EXCERPTED DATA –
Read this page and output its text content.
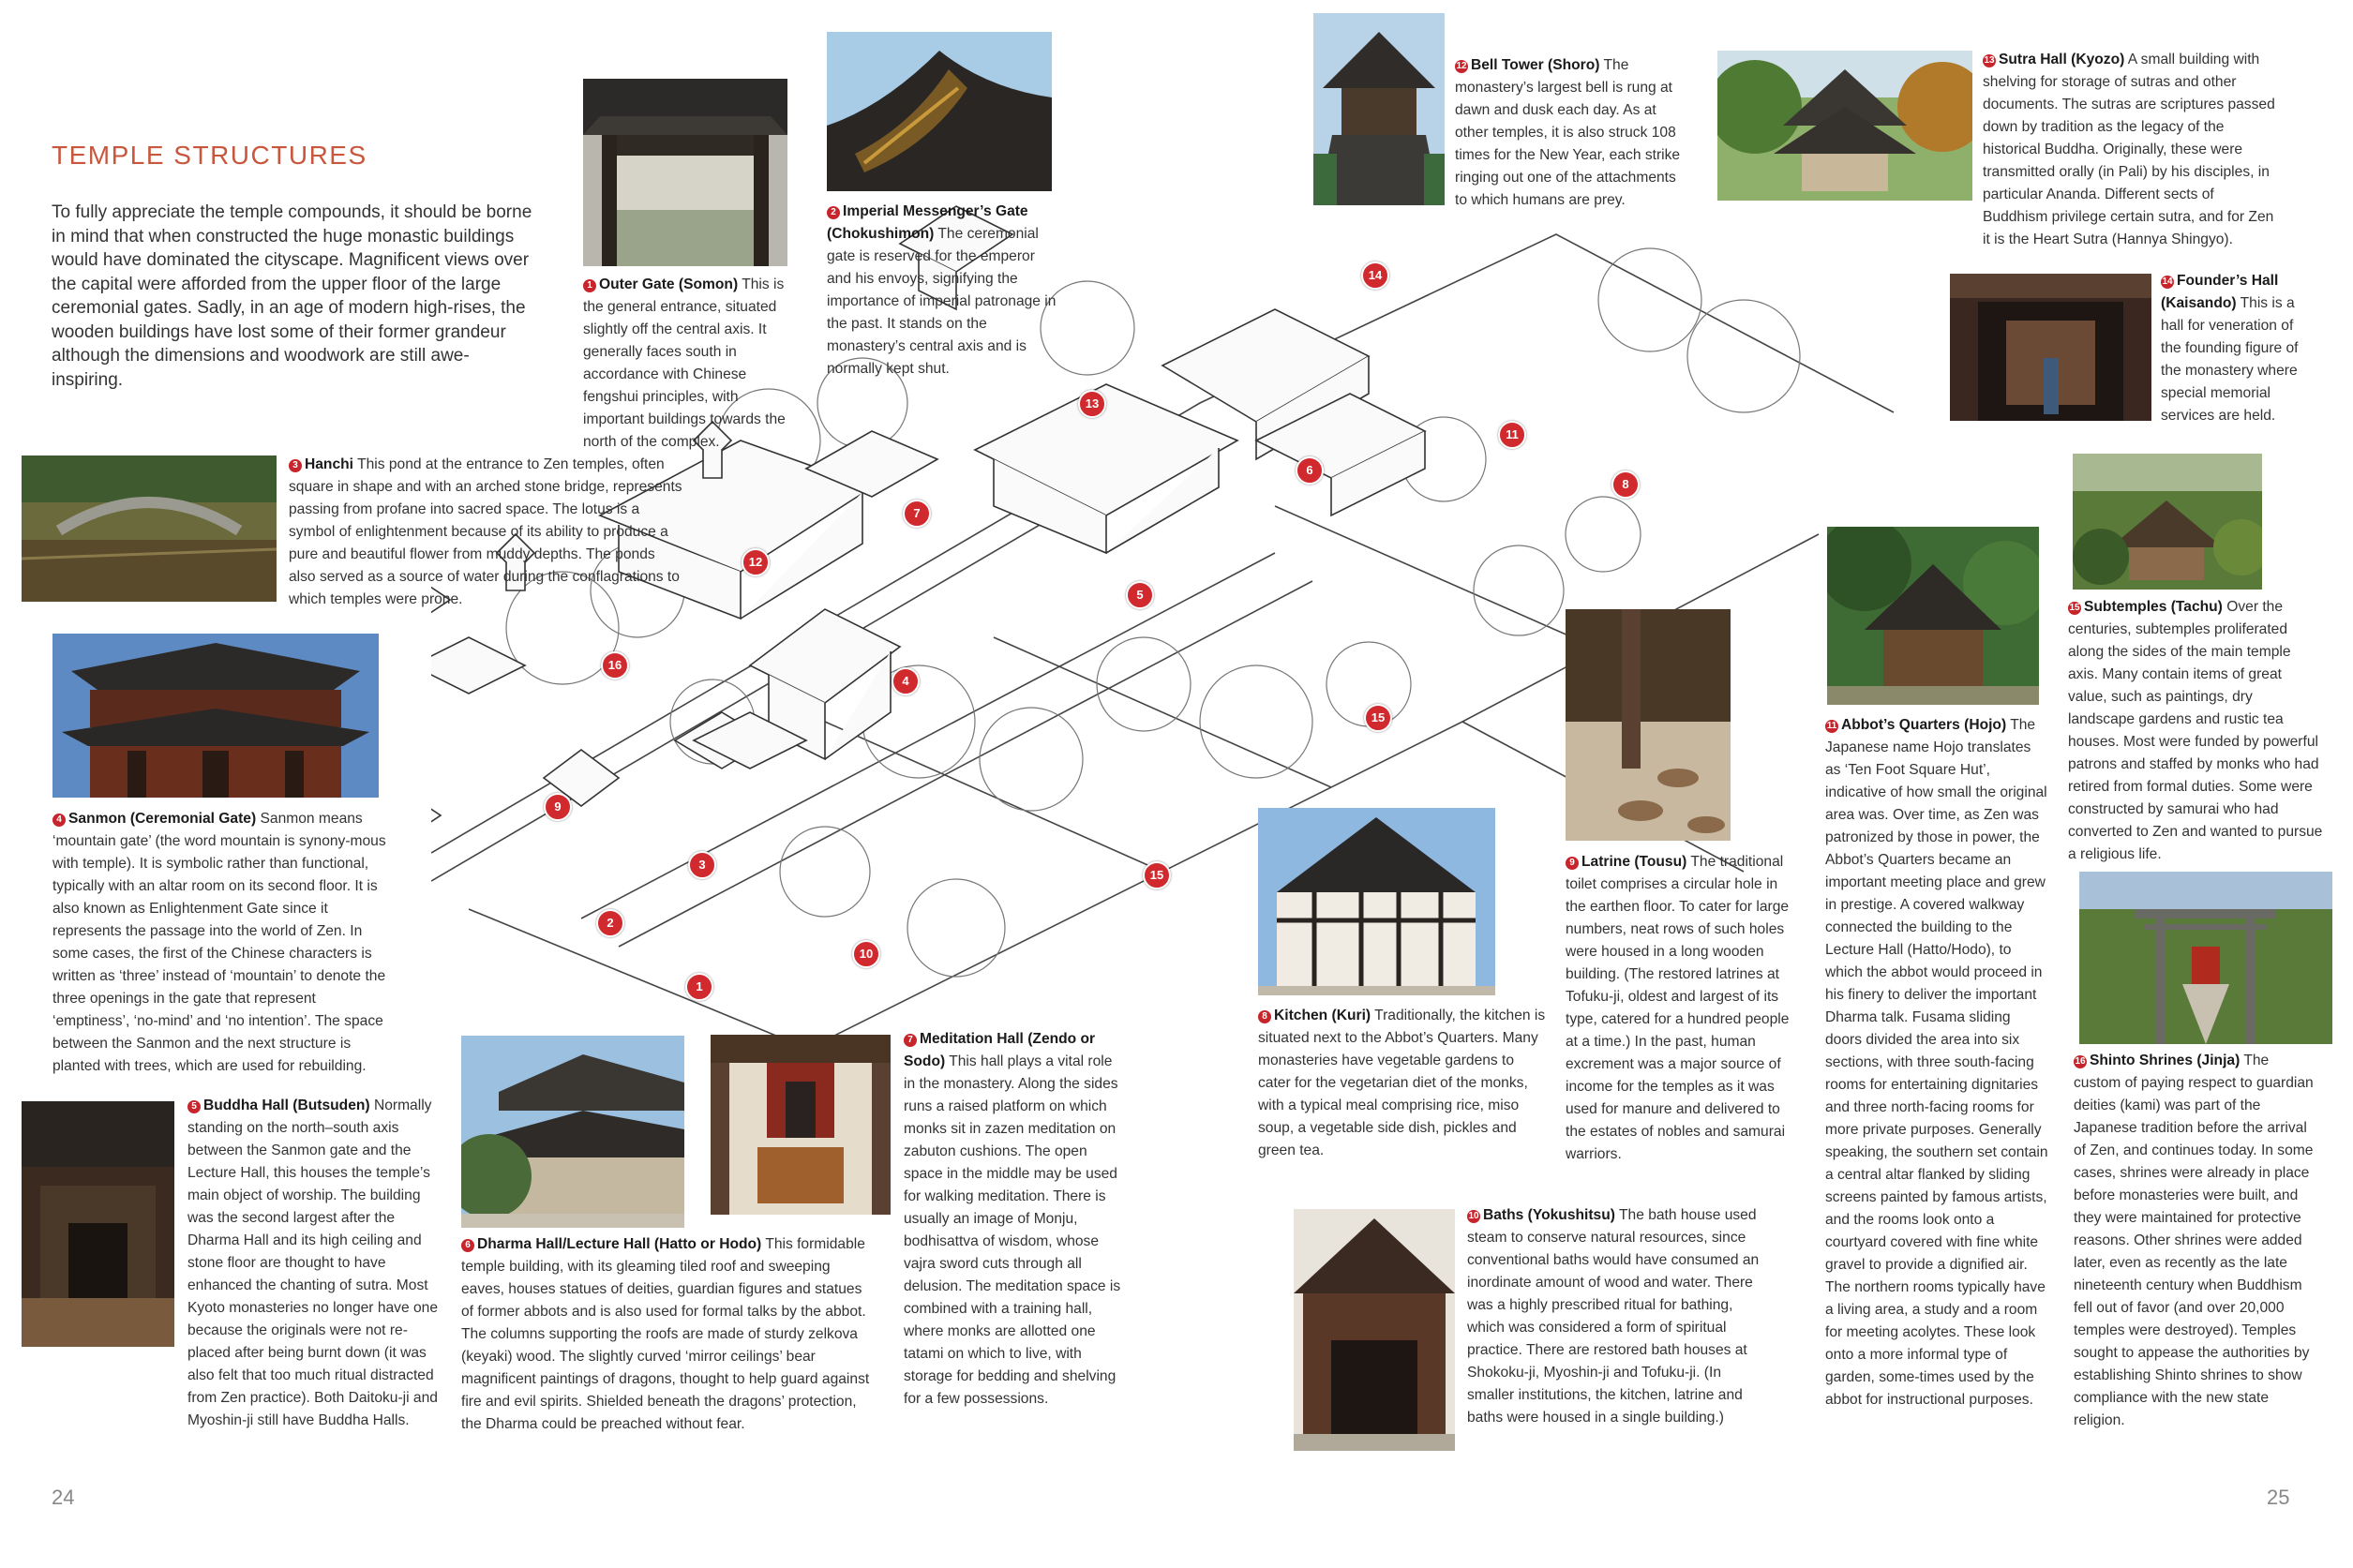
TEMPLE STRUCTURES
To fully appreciate the temple compounds, it should be borne in mind that when constructed the huge monastic buildings would have dominated the cityscape. Magnificent views over the capital were afforded from the upper floor of the large ceremonial gates. Sadly, in an age of modern high-rises, the wooden buildings have lost some of their former grandeur although the dimensions and woodwork are still awe-inspiring.
1
2
3
4
5
6
7
8
9
10
11
12
13
14
15
15
16
1 Outer Gate (Somon) This is the general entrance, situated slightly off the central axis. It generally faces south in accordance with Chinese fengshui principles, with important buildings towards the north of the complex.
2 Imperial Messenger’s Gate (Chokushimon) The ceremonial gate is reserved for the emperor and his envoys, signifying the importance of imperial patronage in the past. It stands on the monastery’s central axis and is normally kept shut.
12 Bell Tower (Shoro) The monastery’s largest bell is rung at dawn and dusk each day. As at other temples, it is also struck 108 times for the New Year, each strike ringing out one of the attachments to which humans are prey.
13 Sutra Hall (Kyozo) A small building with shelving for storage of sutras and other documents. The sutras are scriptures passed down by tradition as the legacy of the historical Buddha. Originally, these were transmitted orally (in Pali) by his disciples, in particular Ananda. Different sects of Buddhism privilege certain sutra, and for Zen it is the Heart Sutra (Hannya Shingyo).
14 Founder’s Hall (Kaisando) This is a hall for veneration of the founding figure of the monastery where special memorial services are held.
3 Hanchi This pond at the entrance to Zen temples, often square in shape and with an arched stone bridge, represents passing from profane into sacred space. The lotus is a symbol of enlightenment because of its ability to produce a pure and beautiful flower from muddy depths. The ponds also served as a source of water during the conflagrations to which temples were prone.
4 Sanmon (Ceremonial Gate) Sanmon means ‘mountain gate’ (the word mountain is synony-mous with temple). It is symbolic rather than functional, typically with an altar room on its second floor. It is also known as Enlightenment Gate since it represents the passage into the world of Zen. In some cases, the first of the Chinese characters is written as ‘three’ instead of ‘mountain’ to denote the three openings in the gate that represent ‘emptiness’, ‘no-mind’ and ‘no intention’. The space between the Sanmon and the next structure is planted with trees, which are used for rebuilding.
5 Buddha Hall (Butsuden) Normally standing on the north–south axis between the Sanmon gate and the Lecture Hall, this houses the temple’s main object of worship. The building was the second largest after the Dharma Hall and its high ceiling and stone floor are thought to have enhanced the chanting of sutra. Most Kyoto monasteries no longer have one because the originals were not re-placed after being burnt down (it was also felt that too much ritual distracted from Zen practice). Both Daitoku-ji and Myoshin-ji still have Buddha Halls.
6 Dharma Hall/Lecture Hall (Hatto or Hodo) This formidable temple building, with its gleaming tiled roof and sweeping eaves, houses statues of deities, guardian figures and statues of former abbots and is also used for formal talks by the abbot. The columns supporting the roofs are made of sturdy zelkova (keyaki) wood. The slightly curved ‘mirror ceilings’ bear magnificent paintings of dragons, thought to help guard against fire and evil spirits. Shielded beneath the dragons’ protection, the Dharma could be preached without fear.
7 Meditation Hall (Zendo or Sodo) This hall plays a vital role in the monastery. Along the sides runs a raised platform on which monks sit in zazen meditation on zabuton cushions. The open space in the middle may be used for walking meditation. There is usually an image of Monju, bodhisattva of wisdom, whose vajra sword cuts through all delusion. The meditation space is combined with a training hall, where monks are allotted one tatami on which to live, with storage for bedding and shelving for a few possessions.
8 Kitchen (Kuri) Traditionally, the kitchen is situated next to the Abbot’s Quarters. Many monasteries have vegetable gardens to cater for the vegetarian diet of the monks, with a typical meal comprising rice, miso soup, a vegetable side dish, pickles and green tea.
9 Latrine (Tousu) The traditional toilet comprises a circular hole in the earthen floor. To cater for large numbers, neat rows of such holes were housed in a long wooden building. (The restored latrines at Tofuku-ji, oldest and largest of its type, catered for a hundred people at a time.) In the past, human excrement was a major source of income for the temples as it was used for manure and delivered to the estates of nobles and samurai warriors.
10 Baths (Yokushitsu) The bath house used steam to conserve natural resources, since conventional baths would have consumed an inordinate amount of wood and water. There was a highly prescribed ritual for bathing, which was considered a form of spiritual practice. There are restored bath houses at Shokoku-ji, Myoshin-ji and Tofuku-ji. (In smaller institutions, the kitchen, latrine and baths were housed in a single building.)
11 Abbot’s Quarters (Hojo) The Japanese name Hojo translates as ‘Ten Foot Square Hut’, indicative of how small the original area was. Over time, as Zen was patronized by those in power, the Abbot’s Quarters became an important meeting place and grew in prestige. A covered walkway connected the building to the Lecture Hall (Hatto/Hodo), to which the abbot would proceed in his finery to deliver the important Dharma talk. Fusama sliding doors divided the area into six sections, with three south-facing rooms for entertaining dignitaries and three north-facing rooms for more private purposes. Generally speaking, the southern set contain a central altar flanked by sliding screens painted by famous artists, and the rooms look onto a courtyard covered with fine white gravel to provide a dignified air. The northern rooms typically have a living area, a study and a room for meeting acolytes. These look onto a more informal type of garden, some-times used by the abbot for instructional purposes.
15 Subtemples (Tachu) Over the centuries, subtemples proliferated along the sides of the main temple axis. Many contain items of great value, such as paintings, dry landscape gardens and rustic tea houses. Most were funded by powerful patrons and staffed by monks who had retired from formal duties. Some were constructed by samurai who had converted to Zen and wanted to pursue a religious life.
16 Shinto Shrines (Jinja) The custom of paying respect to guardian deities (kami) was part of the Japanese tradition before the arrival of Zen, and continues today. In some cases, shrines were already in place before monasteries were built, and they were maintained for protective reasons. Other shrines were added later, even as recently as the late nineteenth century when Buddhism fell out of favor (and over 20,000 temples were destroyed). Temples sought to appease the authorities by establishing Shinto shrines to show compliance with the new state religion.
24	25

CHALLENGE – Look through the lines above and collect those with the word "situated".

REPLY –
1 Outer Gate (Somon) This is the general entrance, situated slightly off the central axis. It generally faces south in accordance with Chinese fengshui principles, with important buildings towards the north of the complex.
8 Kitchen (Kuri) Traditionally, the kitchen is situated next to the Abbot’s Quarters. Many monasteries have vegetable gardens to cater for the vegetarian diet of the monks, with a typical meal comprising rice, miso soup, a vegetable side dish, pickles and green tea.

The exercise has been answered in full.